Given exercise:
List each line in which the string "STAY" appears.

Dataset excerpts
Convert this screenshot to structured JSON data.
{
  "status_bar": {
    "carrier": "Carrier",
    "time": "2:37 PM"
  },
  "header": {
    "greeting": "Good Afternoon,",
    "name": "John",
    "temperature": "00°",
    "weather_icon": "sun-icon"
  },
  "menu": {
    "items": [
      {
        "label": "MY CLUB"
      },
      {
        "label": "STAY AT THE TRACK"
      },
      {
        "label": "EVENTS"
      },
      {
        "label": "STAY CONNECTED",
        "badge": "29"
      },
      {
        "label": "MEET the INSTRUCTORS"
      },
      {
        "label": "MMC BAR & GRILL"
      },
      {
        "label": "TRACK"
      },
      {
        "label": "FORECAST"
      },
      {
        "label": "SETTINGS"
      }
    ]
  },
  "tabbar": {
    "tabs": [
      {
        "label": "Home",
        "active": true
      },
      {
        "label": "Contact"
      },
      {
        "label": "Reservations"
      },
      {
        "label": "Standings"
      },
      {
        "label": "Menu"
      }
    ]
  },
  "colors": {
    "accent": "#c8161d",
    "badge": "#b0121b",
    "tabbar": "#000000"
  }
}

Complete output:
        "label": "STAY AT THE TRACK"
        "label": "STAY CONNECTED",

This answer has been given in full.